- _Brief A_: Starting at the first line of the records and ending at the line that contains "search-icon <box>120 285 144 309</box>", rewrite those record lines as a numbered list and omit any blank lines.

- _Source document_:
★ ★ ★
Richard Phillips: How is David’s health?

Terry Hicks: He looks OK, is very chatty, and he seems to know what he wants to do. He is still being assessed at the moment, of course, so we’re all hoping that he will be alright. He’s getting some exercise and has lost some of the puffy appearance he had in Guantánamo. Apparently there are drugs they used in Guantánamo which produce a fat sort of look.

RP: You attended the last military commission hearing. What was it like?

TH: It was a joke. They asked David a couple of questions and he said he wanted equality. “I’d like the same number of lawyers as the prosecution,” he said, and they responded by sacking two of his lawyers. The whole thing was a farce because the deal had already been done and the prosecution didn’t even know about it.

RP: What’s your response to government claims that David is now an admitted terrorist?

TH: This is totally false. David has pleaded guilty to providing material support for terrorism. There is nothing in the charge that says that he has admitted to being a terrorist. Of course they went very quiet when I challenged them to read the charge sheet and explain where it said he was a terrorist or had carried out terrorist acts. They are simply playing with words.

David has to spend nine months in an Australian jail, but what about the people in charge of the Australian Wheat Board? They supplied millions of dollars in bribes to the Saddam Hussein regime, but nothing has happened to them. Howard says nothing about that.

RP: And your comment on David’s media gag?

TH: Everything has been worked out according to Howard’s election timetable. They’re denying it, but it’s obvious. The elections were coming up, Howard was damaged badly in the opinion polls and so he had to do something. He thought David was an easy target, but it had all turned against him.

When Cheney visited Australia, Howard spoke to him to get things moving and all of a sudden they started heading back into military commissions again.

As everyone knows, David was put through an illegal system. He was given the option of pleading not guilty and being in Guantánamo for at least another three to five years, and probably getting 20 years at the end of the process, or taking a plea bargain and ending up with five years or something like that.

He was at the end of his tether, which is no surprise. The option was open and so he took it and I think he did the right thing. Especially after the most recent cases that were chucked out because the prisoners were not designated properly. Even though the military commissions have thrown these cases out, the men are still locked up.

The US government’s attitude is—we’ll change things around and you can stay there until we do. It’s like trying to build a boat that’s full of holes. Whenever they see a hole they just try and patch it up and carry on as if nothing happened.

RP: The government hopes now that everyone will forget about the illegal treatment of David before the elections.

TH: Yes, that’s right. But people are not silly. Just read the letters to the papers.

The Howard government, which has been in power for more than 10 years using all sorts of lies, is now imploding. The spin, tricks and scare tactics just don’t work anymore.

People are now waking up and I hope they stay awake. Everyone knows about the children overboard issue and the lies about weapons of mass destruction in Iraq and so for most people David was just another in the long list of government lies.
★ ★ ★
- _Record set_:
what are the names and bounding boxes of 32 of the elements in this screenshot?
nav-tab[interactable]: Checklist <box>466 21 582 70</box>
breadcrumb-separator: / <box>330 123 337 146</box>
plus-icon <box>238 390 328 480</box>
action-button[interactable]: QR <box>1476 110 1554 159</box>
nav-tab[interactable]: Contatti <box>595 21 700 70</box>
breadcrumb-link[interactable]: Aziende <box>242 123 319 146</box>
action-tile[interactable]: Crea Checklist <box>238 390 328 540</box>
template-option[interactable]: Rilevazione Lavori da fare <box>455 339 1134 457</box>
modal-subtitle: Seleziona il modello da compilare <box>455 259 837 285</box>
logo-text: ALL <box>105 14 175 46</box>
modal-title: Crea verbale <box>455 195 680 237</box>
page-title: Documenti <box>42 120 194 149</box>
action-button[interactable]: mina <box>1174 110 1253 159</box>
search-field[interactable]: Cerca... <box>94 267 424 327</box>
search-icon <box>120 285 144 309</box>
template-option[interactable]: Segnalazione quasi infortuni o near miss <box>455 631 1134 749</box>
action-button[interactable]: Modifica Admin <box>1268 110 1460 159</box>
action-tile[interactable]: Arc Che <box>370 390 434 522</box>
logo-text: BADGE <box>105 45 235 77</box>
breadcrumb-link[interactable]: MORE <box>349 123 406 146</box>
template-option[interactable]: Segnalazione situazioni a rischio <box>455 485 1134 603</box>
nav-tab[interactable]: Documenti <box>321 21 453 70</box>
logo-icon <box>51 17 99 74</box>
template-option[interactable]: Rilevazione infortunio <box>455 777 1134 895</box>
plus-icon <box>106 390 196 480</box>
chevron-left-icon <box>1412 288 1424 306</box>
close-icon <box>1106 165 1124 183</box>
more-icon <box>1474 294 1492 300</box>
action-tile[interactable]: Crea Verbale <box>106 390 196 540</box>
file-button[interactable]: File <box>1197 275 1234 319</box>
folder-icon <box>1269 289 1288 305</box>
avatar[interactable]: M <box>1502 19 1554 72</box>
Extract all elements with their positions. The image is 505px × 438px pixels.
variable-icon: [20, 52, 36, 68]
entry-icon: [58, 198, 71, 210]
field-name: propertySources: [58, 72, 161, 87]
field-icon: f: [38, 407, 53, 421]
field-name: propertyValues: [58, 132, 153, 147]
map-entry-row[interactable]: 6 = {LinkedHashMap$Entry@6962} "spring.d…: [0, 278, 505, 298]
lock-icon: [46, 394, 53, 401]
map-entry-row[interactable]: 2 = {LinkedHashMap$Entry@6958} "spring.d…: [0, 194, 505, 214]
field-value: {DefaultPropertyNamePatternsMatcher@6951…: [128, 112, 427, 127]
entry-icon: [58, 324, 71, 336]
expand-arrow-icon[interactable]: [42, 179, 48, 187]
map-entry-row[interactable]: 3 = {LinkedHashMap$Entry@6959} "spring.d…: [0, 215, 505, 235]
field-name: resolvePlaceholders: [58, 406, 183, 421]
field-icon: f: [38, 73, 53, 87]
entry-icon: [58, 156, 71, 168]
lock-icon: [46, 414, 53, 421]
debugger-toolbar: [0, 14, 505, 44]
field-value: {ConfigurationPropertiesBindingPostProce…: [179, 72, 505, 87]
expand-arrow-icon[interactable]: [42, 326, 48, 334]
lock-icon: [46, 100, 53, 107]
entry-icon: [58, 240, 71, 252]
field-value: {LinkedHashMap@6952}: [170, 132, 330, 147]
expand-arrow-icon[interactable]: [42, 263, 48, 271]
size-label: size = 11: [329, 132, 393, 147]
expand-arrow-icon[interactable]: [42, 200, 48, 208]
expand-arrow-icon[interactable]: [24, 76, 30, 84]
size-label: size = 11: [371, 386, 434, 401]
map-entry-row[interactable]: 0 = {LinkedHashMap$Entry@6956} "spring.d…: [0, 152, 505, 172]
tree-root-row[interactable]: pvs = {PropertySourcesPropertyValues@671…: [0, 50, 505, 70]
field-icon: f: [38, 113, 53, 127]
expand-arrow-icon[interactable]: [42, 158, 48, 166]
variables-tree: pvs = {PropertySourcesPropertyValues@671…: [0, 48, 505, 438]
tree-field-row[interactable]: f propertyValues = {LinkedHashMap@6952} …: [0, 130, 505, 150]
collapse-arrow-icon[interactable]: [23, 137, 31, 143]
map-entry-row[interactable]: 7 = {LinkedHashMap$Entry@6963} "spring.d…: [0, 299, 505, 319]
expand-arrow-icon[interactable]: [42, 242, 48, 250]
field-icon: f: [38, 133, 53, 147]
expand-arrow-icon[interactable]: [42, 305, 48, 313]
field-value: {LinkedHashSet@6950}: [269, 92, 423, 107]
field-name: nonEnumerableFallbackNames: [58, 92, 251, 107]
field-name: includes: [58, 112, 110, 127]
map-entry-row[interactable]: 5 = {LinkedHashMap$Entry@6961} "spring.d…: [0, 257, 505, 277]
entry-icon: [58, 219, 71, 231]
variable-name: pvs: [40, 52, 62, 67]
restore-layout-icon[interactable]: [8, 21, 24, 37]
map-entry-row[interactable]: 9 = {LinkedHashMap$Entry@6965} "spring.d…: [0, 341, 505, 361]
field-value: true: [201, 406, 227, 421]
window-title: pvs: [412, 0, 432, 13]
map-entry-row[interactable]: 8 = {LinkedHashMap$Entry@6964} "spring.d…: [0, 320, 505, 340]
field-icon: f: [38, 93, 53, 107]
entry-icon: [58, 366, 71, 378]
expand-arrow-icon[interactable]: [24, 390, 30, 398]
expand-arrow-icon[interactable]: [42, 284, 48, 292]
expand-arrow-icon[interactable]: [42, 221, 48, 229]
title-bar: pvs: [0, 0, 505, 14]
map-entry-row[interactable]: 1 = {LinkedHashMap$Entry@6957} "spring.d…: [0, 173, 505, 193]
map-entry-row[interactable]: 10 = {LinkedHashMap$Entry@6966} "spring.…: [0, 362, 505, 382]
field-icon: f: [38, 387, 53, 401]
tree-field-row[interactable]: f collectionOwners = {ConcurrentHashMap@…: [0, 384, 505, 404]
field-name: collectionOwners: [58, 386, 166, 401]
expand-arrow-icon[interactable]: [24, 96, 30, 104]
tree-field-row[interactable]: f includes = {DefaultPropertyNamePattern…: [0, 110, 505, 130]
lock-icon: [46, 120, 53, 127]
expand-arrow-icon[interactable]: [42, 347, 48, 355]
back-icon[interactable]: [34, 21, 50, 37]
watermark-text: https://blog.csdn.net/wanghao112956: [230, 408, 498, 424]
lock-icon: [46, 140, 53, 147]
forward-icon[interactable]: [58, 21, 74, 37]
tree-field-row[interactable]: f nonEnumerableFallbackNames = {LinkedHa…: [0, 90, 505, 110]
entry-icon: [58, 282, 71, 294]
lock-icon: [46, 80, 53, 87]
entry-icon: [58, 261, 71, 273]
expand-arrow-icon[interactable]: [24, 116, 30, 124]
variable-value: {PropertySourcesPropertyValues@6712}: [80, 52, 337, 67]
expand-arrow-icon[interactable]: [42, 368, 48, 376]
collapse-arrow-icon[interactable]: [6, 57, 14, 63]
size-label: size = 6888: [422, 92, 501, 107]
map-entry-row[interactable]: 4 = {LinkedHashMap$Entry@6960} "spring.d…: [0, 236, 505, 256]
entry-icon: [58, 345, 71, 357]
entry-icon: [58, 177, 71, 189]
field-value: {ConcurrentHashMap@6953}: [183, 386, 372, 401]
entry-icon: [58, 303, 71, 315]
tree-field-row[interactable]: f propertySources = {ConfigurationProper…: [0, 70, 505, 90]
★ ★ ★
- _Brief B_: Continue the interview with Terry Hicks about David Hicks from the point where it stops.

- _Exercise result A_:
1. what are the names and bounding boxes of 32 of the elements in this screenshot?
2. nav-tab[interactable]: Checklist <box>466 21 582 70</box>
3. breadcrumb-separator: / <box>330 123 337 146</box>
4. plus-icon <box>238 390 328 480</box>
5. action-button[interactable]: QR <box>1476 110 1554 159</box>
6. nav-tab[interactable]: Contatti <box>595 21 700 70</box>
7. breadcrumb-link[interactable]: Aziende <box>242 123 319 146</box>
8. action-tile[interactable]: Crea Checklist <box>238 390 328 540</box>
9. template-option[interactable]: Rilevazione Lavori da fare <box>455 339 1134 457</box>
10. modal-subtitle: Seleziona il modello da compilare <box>455 259 837 285</box>
11. logo-text: ALL <box>105 14 175 46</box>
12. modal-title: Crea verbale <box>455 195 680 237</box>
13. page-title: Documenti <box>42 120 194 149</box>
14. action-button[interactable]: mina <box>1174 110 1253 159</box>
15. search-field[interactable]: Cerca... <box>94 267 424 327</box>
16. search-icon <box>120 285 144 309</box>

- _Exercise result B_:
RP: What’s your comment on Labor’s reaction to David’s return?

TH: The biggest turn of events was here in South Australia with the state Labor Premier Rann. He went on and on about David being a terrorist and how he was going to get him monitored. He was really pumping it up. I told the media that the Labor premier seemed to be inciting someone to commit an offense against David. Rann obviously got the message and shut up.

They’re still working on laws to stop David from making any money from media interviews or a book. But this is a straight out attack on free speech and other rights.

Now the Labor premier wants all members of bikie groups under monitoring laws. But what about due process and legal rights? Are these people supposed to be guilty in advance just because they happen to be in a bikie gang? I’ve met some bikies who have got hearts of gold. All this is being used to divert attention from real issues.

RP: Were you surprised by Labor’s response?

TH: I was a little bit because Labor had previously said that they’d do all they could to get David back to Australia. As soon as David pleaded guilty they turned around completely and have used this to get back on side with the Liberal Party.

I knew Howard would never come down from the rafters after David accepted the plea deal. And he didn’t, he was gloating. But my response was—keep going, keep going because people will get tired of this and it will blow up in his face, and it will with Labor.

RP: Can you comment on your own political development over the past few years?

TH: When ASIO knocked on the door and told us about David it was a big shock. And the media, which camped outside our house for about a week, was pretty bad. All this went against the grain and so I decided to speak out and take a stand.

I’ve never called myself a radical but when you really look at what’s going on—not just in Australia but around the world—then all sorts of illusions start disappearing.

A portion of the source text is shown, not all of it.